Which lines contain the string "Tell"? Please list every one of them.

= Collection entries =
↓↓↓

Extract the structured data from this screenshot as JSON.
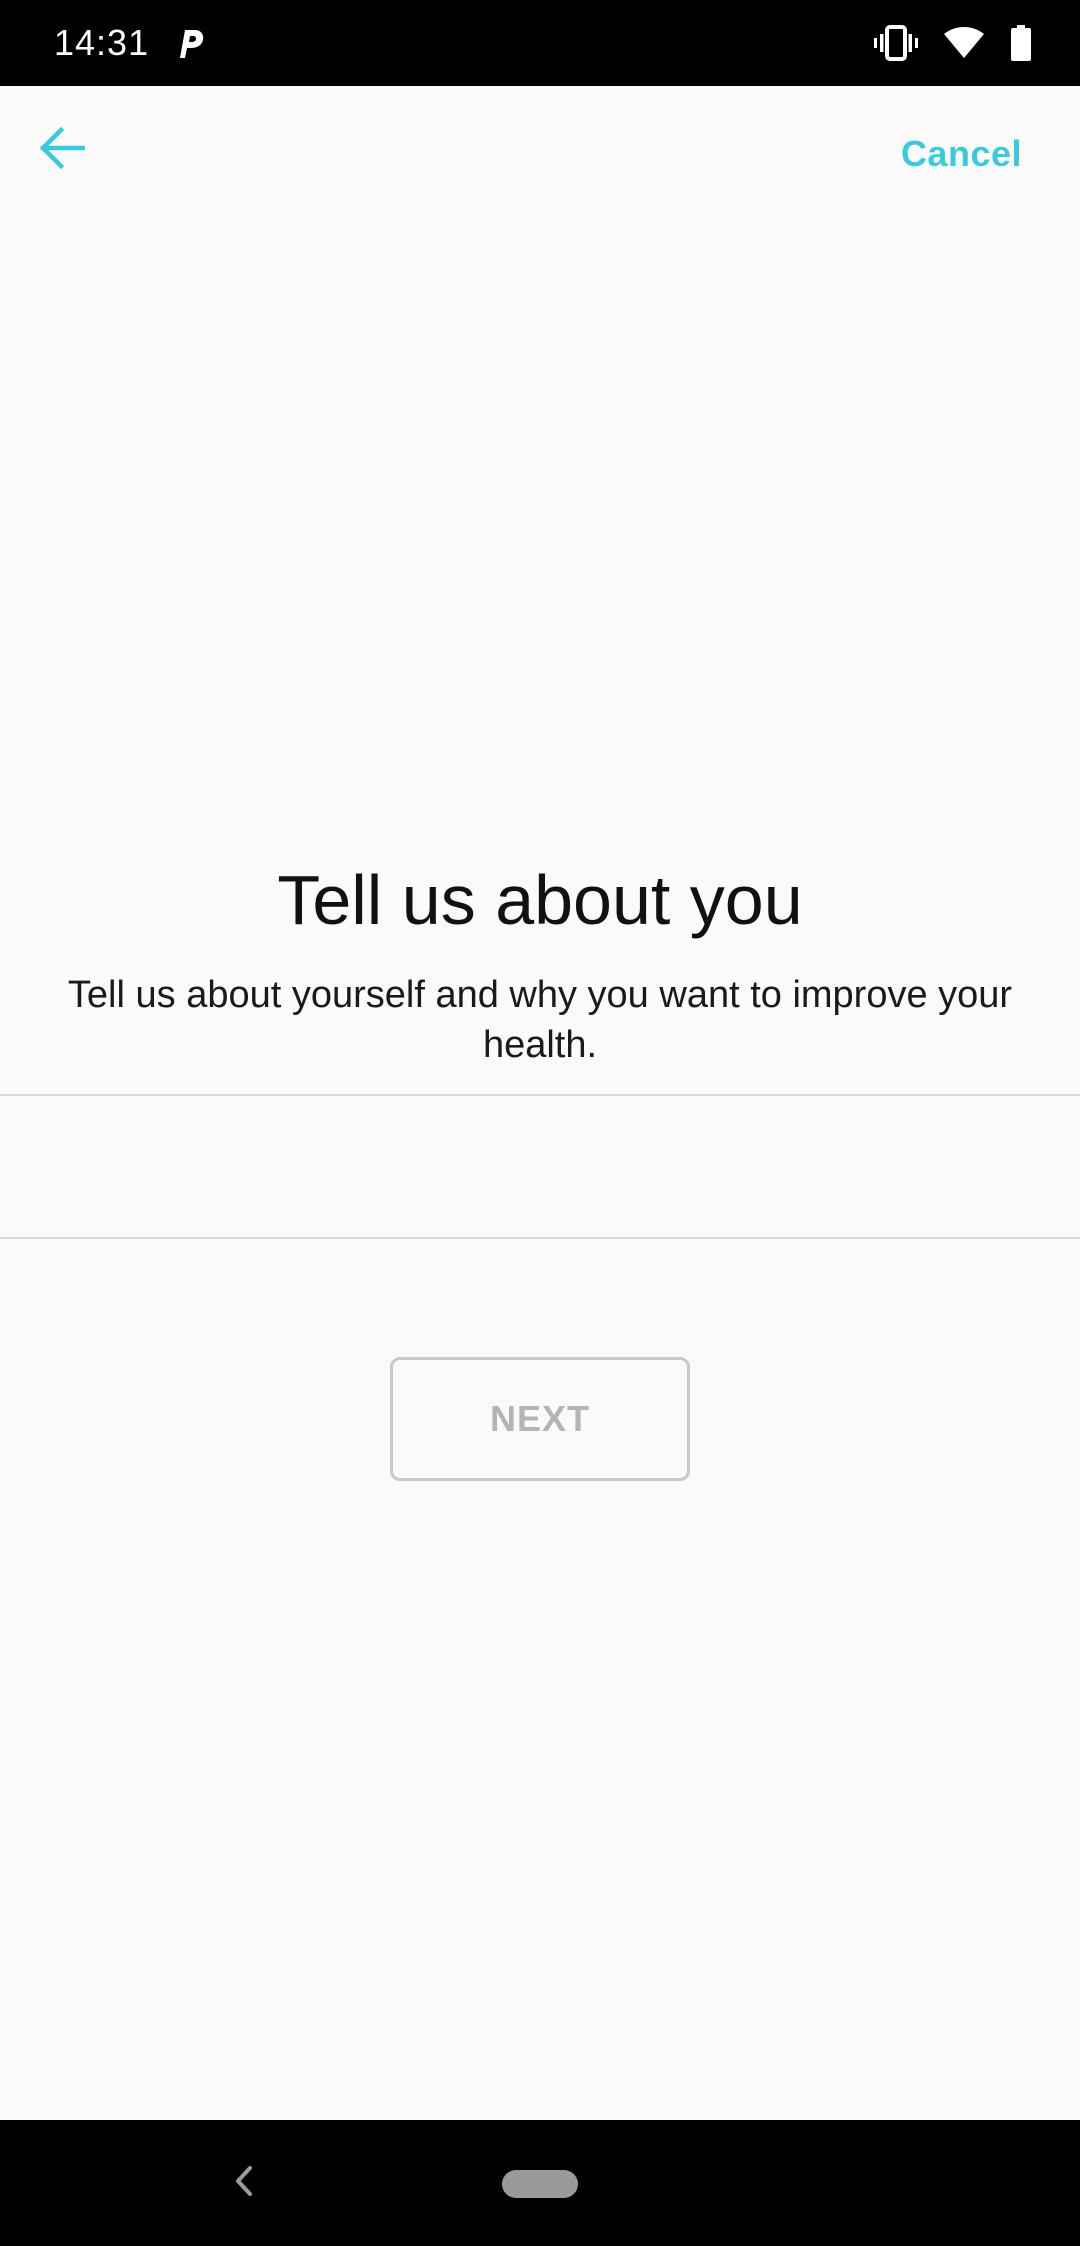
{
  "status_bar": {
    "time": "14:31",
    "icons": [
      "parking-app-icon",
      "vibrate-icon",
      "wifi-icon",
      "battery-icon"
    ]
  },
  "app_bar": {
    "back_icon": "arrow-left-icon",
    "cancel_label": "Cancel",
    "accent_color": "#3ec8dc"
  },
  "content": {
    "title": "Tell us about you",
    "subtitle": "Tell us about yourself and why you want to improve your health.",
    "answer_value": "",
    "answer_placeholder": ""
  },
  "actions": {
    "next_label": "NEXT",
    "next_enabled": false
  },
  "nav_bar": {
    "icons": [
      "nav-back-icon",
      "home-pill-icon"
    ]
  }
}
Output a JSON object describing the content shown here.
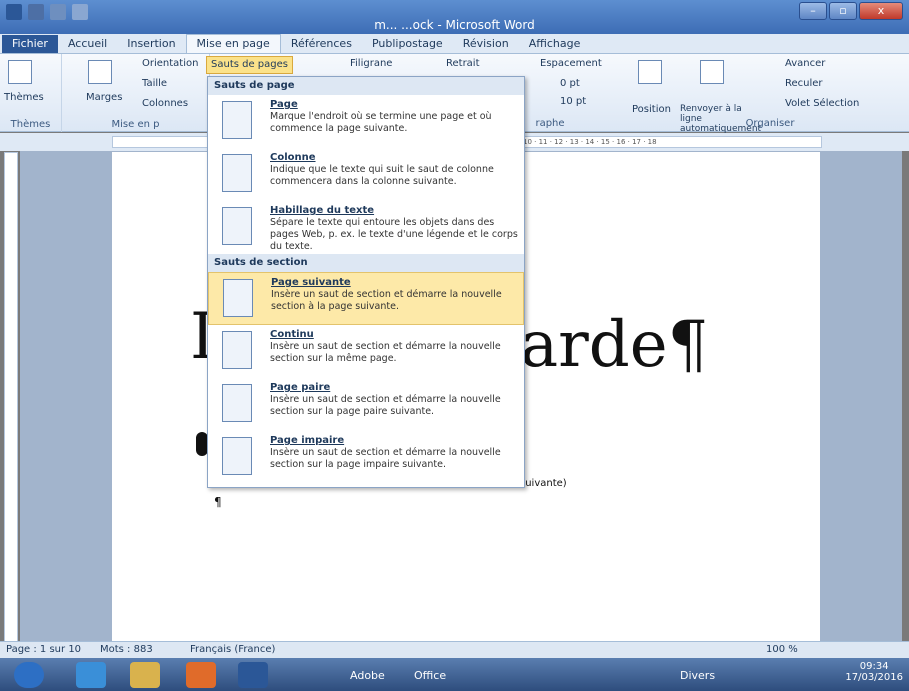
{
  "window": {
    "title": "m... ...ock - Microsoft Word"
  },
  "tabs": [
    "Fichier",
    "Accueil",
    "Insertion",
    "Mise en page",
    "Références",
    "Publipostage",
    "Révision",
    "Affichage"
  ],
  "ribbon": {
    "orientation": "Orientation",
    "taille": "Taille",
    "colonnes": "Colonnes",
    "sauts": "Sauts de pages",
    "filigrane": "Filigrane",
    "retrait": "Retrait",
    "espacement": "Espacement",
    "esp_before": "0 pt",
    "esp_after": "10 pt",
    "position": "Position",
    "renvoyer": "Renvoyer à la ligne automatiquement",
    "avancer": "Avancer",
    "reculer": "Reculer",
    "volet": "Volet Sélection",
    "themes": "Thèmes",
    "marges": "Marges",
    "group_themes": "Thèmes",
    "group_mise": "Mise en p",
    "group_para": "raphe",
    "group_org": "Organiser"
  },
  "menu": {
    "sec1": "Sauts de page",
    "sec2": "Sauts de section",
    "items": [
      {
        "title": "Page",
        "desc": "Marque l'endroit où se termine une page et où commence la page suivante."
      },
      {
        "title": "Colonne",
        "desc": "Indique que le texte qui suit le saut de colonne commencera dans la colonne suivante."
      },
      {
        "title": "Habillage du texte",
        "desc": "Sépare le texte qui entoure les objets dans des pages Web, p. ex. le texte d'une légende et le corps du texte."
      },
      {
        "title": "Page suivante",
        "desc": "Insère un saut de section et démarre la nouvelle section à la page suivante."
      },
      {
        "title": "Continu",
        "desc": "Insère un saut de section et démarre la nouvelle section sur la même page."
      },
      {
        "title": "Page paire",
        "desc": "Insère un saut de section et démarre la nouvelle section sur la page paire suivante."
      },
      {
        "title": "Page impaire",
        "desc": "Insère un saut de section et démarre la nouvelle section sur la page impaire suivante."
      }
    ]
  },
  "document": {
    "big_left": "I",
    "big_right": "arde¶",
    "link": "suivante)",
    "cursor": "¶"
  },
  "ruler": {
    "marks": "10 · 11 · 12 · 13 · 14 · 15 · 16 · 17 · 18"
  },
  "status": {
    "page": "Page : 1 sur 10",
    "words": "Mots : 883",
    "lang": "Français (France)",
    "zoom": "100 %"
  },
  "taskbar": {
    "adobe": "Adobe",
    "office": "Office",
    "divers": "Divers",
    "time": "09:34",
    "date": "17/03/2016"
  },
  "colors": {
    "accent": "#2b5797",
    "highlight": "#fde9a8"
  }
}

↑↑↑

= Reply to the exercise =
    "title": "Tell us about you",
    "subtitle": "Tell us about yourself and why you want to improve your health.",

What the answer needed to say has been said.